▸ Your goal: Find the string "сынып" in the data, then copy every line where it is found.

▸ Exercise materials:
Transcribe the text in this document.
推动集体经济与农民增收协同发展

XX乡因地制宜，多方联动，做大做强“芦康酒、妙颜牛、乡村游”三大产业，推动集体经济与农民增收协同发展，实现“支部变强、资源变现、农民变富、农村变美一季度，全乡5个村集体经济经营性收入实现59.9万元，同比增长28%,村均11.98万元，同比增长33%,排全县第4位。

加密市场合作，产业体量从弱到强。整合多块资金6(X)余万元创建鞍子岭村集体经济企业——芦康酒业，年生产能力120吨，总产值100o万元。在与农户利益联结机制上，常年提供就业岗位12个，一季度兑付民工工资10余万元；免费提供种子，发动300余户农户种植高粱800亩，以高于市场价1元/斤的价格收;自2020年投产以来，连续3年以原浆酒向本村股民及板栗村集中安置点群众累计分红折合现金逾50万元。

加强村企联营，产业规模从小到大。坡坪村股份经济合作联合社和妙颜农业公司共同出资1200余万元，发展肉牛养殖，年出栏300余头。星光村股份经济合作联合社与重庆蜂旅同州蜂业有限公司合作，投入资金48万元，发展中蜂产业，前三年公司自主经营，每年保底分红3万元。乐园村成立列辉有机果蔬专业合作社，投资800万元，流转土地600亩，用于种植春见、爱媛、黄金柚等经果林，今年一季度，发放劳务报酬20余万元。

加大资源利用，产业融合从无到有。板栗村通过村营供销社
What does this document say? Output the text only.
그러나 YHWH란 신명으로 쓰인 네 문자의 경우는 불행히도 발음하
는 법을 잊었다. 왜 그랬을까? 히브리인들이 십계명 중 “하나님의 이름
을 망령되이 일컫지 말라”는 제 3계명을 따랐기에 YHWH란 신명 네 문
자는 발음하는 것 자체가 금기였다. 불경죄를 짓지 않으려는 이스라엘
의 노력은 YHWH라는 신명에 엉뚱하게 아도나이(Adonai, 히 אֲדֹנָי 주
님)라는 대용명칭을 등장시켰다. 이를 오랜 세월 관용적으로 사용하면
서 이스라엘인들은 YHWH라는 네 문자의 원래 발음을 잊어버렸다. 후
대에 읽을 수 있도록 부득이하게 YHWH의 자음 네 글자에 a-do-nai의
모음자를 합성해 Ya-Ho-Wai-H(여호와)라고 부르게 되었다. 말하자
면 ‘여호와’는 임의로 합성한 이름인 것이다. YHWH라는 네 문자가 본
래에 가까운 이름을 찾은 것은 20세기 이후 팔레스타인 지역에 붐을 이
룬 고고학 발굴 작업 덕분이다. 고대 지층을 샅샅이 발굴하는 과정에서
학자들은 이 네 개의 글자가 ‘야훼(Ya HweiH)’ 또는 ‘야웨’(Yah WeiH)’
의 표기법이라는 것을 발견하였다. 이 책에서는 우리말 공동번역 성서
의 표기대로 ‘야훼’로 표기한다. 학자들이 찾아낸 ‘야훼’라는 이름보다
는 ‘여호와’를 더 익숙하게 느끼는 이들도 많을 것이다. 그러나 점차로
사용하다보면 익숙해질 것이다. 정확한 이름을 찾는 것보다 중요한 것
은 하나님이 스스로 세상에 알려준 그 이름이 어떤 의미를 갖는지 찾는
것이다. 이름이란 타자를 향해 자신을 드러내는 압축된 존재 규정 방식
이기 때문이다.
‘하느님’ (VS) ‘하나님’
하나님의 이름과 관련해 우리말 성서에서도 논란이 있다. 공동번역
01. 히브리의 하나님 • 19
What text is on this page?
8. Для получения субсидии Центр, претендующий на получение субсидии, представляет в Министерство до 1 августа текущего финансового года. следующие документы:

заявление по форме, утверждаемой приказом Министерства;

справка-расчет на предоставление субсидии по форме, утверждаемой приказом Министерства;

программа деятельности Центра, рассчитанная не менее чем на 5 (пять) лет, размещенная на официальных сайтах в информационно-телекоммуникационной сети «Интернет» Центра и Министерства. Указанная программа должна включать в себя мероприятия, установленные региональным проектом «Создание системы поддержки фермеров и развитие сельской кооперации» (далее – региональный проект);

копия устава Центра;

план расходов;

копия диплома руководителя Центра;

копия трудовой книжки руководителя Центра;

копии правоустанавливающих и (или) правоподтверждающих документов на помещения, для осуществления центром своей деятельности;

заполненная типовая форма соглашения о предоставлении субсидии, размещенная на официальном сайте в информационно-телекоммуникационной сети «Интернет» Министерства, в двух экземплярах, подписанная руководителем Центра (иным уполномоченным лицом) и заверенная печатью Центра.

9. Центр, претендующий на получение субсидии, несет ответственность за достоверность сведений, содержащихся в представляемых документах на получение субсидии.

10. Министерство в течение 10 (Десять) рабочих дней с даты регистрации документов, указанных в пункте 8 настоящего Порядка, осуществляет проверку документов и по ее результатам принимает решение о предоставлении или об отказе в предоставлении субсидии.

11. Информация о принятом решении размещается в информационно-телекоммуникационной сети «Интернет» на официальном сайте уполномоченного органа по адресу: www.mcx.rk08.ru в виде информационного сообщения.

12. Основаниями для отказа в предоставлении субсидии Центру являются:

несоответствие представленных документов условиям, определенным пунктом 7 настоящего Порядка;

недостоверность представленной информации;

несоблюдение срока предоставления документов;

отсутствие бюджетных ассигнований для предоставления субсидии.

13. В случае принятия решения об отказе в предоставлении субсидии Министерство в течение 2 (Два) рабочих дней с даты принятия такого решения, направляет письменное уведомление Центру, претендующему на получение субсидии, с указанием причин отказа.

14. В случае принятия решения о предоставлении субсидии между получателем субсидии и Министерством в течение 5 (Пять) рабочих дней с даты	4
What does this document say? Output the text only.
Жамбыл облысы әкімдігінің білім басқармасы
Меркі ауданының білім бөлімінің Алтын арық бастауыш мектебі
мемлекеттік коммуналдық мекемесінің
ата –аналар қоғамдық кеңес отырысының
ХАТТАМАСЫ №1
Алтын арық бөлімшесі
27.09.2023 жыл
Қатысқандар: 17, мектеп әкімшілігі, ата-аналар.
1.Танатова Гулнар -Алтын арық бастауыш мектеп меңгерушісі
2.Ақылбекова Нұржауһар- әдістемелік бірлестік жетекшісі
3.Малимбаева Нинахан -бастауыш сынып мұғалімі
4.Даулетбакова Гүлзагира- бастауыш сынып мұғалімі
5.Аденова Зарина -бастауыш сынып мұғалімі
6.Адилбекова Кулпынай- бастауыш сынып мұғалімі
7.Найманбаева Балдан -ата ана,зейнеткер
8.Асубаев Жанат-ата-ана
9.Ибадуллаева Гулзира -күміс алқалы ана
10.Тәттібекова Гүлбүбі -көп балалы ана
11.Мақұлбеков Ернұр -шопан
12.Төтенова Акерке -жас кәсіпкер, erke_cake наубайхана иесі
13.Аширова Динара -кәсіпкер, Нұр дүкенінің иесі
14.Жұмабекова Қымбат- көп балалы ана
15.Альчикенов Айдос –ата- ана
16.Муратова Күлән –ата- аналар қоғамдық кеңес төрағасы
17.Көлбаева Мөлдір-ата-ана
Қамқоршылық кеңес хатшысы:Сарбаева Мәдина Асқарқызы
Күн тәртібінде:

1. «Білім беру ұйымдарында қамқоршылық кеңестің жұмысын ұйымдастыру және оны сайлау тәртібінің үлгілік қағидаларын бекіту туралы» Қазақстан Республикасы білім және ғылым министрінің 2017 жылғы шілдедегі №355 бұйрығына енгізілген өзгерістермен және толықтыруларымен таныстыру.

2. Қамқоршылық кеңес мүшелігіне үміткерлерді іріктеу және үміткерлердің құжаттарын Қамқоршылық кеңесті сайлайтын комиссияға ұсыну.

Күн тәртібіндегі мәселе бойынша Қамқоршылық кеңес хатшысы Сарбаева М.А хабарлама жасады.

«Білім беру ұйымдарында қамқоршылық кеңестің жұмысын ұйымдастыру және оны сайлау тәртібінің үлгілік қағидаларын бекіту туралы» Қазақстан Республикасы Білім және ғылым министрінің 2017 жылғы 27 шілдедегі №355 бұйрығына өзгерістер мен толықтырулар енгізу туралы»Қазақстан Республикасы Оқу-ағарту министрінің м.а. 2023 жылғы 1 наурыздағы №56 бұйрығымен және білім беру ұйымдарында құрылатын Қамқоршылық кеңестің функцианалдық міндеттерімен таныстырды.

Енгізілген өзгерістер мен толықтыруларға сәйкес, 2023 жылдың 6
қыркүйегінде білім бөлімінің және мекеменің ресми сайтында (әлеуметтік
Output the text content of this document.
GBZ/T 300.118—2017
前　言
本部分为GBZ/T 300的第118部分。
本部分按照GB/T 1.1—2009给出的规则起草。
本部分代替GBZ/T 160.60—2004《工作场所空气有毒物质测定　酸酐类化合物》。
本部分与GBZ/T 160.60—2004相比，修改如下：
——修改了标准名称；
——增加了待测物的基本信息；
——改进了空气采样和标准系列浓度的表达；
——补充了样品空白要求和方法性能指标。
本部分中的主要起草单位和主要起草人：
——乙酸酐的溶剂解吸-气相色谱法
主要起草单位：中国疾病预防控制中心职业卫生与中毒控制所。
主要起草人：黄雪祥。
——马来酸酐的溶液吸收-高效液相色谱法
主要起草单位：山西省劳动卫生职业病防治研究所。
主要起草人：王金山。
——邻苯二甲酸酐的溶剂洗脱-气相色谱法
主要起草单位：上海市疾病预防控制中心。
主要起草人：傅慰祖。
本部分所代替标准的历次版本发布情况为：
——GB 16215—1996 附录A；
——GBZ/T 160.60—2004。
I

▸ Solution for this task:
3.Малимбаева Нинахан -бастауыш сынып мұғалімі
4.Даулетбакова Гүлзагира- бастауыш сынып мұғалімі
5.Аденова Зарина -бастауыш сынып мұғалімі
6.Адилбекова Кулпынай- бастауыш сынып мұғалімі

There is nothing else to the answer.